_Records for processing_

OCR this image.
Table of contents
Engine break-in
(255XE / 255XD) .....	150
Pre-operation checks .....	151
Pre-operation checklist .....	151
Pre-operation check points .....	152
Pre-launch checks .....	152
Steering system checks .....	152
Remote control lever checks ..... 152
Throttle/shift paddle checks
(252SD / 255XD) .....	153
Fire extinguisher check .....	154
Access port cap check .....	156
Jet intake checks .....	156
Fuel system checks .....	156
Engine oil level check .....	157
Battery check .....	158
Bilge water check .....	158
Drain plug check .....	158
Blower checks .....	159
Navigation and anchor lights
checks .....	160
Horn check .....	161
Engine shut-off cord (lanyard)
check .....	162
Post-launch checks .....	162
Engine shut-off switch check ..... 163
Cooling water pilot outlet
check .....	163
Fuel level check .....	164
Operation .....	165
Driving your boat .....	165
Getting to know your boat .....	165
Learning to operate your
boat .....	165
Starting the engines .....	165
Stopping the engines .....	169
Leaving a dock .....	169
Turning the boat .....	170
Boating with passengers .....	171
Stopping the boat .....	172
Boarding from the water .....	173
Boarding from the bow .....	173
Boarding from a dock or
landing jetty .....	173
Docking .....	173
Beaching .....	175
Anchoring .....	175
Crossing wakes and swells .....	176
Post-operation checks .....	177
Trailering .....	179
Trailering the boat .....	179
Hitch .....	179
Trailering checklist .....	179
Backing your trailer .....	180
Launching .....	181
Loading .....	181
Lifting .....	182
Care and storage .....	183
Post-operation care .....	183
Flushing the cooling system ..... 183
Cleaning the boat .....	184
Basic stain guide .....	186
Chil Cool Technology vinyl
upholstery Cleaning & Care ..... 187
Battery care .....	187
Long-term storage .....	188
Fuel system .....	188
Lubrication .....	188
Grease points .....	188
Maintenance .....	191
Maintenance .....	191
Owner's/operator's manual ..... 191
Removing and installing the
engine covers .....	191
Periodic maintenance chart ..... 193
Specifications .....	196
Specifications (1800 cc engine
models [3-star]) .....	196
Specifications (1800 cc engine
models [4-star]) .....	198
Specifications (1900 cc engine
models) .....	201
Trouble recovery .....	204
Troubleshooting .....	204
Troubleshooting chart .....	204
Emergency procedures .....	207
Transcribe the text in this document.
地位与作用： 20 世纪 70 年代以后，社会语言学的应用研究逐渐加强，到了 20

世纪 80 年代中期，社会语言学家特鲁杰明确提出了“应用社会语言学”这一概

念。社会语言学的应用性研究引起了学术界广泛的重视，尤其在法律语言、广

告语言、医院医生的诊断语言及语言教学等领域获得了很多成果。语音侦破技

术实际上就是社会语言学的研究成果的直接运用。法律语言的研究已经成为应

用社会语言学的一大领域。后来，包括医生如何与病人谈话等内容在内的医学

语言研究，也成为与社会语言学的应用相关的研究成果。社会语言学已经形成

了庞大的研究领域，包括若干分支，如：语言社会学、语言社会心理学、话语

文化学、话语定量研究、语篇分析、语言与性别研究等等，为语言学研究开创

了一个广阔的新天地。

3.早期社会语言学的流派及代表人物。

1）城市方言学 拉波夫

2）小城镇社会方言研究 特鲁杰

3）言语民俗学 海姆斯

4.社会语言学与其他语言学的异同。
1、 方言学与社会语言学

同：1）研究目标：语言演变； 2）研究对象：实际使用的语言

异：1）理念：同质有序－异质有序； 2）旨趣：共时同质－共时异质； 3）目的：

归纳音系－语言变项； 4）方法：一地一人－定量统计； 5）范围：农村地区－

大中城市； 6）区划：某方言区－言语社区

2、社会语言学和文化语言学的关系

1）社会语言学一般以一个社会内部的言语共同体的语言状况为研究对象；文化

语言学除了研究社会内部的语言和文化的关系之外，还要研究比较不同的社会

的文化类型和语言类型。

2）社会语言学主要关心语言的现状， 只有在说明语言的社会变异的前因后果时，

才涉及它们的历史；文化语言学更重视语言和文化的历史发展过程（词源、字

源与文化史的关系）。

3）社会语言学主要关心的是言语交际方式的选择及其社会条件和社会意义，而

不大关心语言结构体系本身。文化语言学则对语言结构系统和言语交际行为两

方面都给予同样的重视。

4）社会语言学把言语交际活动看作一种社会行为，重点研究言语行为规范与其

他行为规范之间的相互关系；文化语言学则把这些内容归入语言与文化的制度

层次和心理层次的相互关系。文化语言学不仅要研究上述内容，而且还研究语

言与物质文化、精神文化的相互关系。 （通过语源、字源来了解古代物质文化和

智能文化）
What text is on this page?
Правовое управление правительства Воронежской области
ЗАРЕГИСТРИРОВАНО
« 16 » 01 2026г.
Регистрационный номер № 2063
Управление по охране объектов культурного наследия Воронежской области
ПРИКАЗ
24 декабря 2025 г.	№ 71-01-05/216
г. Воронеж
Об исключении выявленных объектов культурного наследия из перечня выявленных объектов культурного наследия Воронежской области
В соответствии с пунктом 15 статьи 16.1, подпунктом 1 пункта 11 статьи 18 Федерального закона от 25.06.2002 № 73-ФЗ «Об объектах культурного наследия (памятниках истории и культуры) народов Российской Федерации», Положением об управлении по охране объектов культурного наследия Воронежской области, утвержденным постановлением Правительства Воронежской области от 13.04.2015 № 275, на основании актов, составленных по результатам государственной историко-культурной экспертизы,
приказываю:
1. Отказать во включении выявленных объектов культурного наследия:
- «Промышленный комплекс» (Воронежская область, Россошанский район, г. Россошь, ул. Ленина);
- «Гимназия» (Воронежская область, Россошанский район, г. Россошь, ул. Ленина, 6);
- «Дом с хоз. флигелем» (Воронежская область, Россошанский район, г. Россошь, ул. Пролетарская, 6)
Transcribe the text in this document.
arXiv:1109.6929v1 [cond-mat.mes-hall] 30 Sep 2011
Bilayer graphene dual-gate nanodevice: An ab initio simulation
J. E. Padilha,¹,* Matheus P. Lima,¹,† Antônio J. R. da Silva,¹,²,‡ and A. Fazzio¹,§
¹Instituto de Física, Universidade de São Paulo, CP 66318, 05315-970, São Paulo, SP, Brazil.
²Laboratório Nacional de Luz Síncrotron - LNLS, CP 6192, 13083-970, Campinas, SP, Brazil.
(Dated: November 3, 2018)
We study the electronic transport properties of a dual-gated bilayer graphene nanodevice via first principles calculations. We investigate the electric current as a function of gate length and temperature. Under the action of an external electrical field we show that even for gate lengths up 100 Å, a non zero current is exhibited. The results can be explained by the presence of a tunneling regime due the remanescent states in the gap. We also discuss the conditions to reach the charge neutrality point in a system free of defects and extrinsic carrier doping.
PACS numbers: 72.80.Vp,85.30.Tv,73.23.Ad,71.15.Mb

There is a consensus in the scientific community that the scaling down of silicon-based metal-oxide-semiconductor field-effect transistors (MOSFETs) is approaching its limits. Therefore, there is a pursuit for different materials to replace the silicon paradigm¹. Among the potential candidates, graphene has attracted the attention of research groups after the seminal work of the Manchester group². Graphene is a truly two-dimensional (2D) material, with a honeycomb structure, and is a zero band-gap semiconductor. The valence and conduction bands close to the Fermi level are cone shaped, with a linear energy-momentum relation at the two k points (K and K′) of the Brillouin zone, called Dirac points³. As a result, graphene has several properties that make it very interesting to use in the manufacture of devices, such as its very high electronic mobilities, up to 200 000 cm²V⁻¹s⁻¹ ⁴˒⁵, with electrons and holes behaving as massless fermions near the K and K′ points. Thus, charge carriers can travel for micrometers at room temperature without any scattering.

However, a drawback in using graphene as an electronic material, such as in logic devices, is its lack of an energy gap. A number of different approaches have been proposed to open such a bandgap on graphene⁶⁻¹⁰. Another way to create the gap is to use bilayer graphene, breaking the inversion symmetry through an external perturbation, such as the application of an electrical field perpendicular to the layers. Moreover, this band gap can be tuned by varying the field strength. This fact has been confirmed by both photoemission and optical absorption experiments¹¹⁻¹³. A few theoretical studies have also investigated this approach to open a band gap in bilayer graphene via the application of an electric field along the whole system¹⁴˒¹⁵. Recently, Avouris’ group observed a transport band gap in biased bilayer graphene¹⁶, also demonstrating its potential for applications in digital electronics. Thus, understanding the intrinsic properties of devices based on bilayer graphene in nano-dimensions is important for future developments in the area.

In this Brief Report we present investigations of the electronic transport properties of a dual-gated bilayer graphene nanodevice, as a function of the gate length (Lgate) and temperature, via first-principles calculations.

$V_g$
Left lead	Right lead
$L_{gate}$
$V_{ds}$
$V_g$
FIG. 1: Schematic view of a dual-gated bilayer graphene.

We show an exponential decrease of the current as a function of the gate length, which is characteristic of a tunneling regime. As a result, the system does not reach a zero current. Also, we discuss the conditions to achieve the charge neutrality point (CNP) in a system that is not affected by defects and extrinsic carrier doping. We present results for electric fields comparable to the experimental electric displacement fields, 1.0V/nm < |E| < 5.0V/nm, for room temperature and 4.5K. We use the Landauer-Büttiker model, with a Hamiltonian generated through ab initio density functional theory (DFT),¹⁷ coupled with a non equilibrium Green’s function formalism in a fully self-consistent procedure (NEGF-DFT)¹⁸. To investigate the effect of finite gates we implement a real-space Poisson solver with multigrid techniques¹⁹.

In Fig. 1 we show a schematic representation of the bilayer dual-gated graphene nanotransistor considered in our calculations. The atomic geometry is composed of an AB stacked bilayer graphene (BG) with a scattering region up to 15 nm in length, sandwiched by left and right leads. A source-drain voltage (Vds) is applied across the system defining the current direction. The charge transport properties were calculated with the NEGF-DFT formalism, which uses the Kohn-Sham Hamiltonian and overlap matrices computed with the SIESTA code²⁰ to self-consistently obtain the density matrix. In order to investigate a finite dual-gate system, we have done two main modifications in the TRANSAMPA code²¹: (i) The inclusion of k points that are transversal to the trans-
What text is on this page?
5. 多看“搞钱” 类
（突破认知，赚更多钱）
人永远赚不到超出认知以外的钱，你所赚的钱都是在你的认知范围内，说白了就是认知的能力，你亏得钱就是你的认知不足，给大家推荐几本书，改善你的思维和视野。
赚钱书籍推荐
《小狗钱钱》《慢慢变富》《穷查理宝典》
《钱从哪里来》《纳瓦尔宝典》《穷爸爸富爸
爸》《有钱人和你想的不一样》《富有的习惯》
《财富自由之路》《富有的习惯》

_Goal of the exercise_
From the listing above, copy all lines holding the word "выявленных".

_Final result_
Об исключении выявленных объектов культурного наследия из перечня выявленных объектов культурного наследия Воронежской области
1. Отказать во включении выявленных объектов культурного наследия:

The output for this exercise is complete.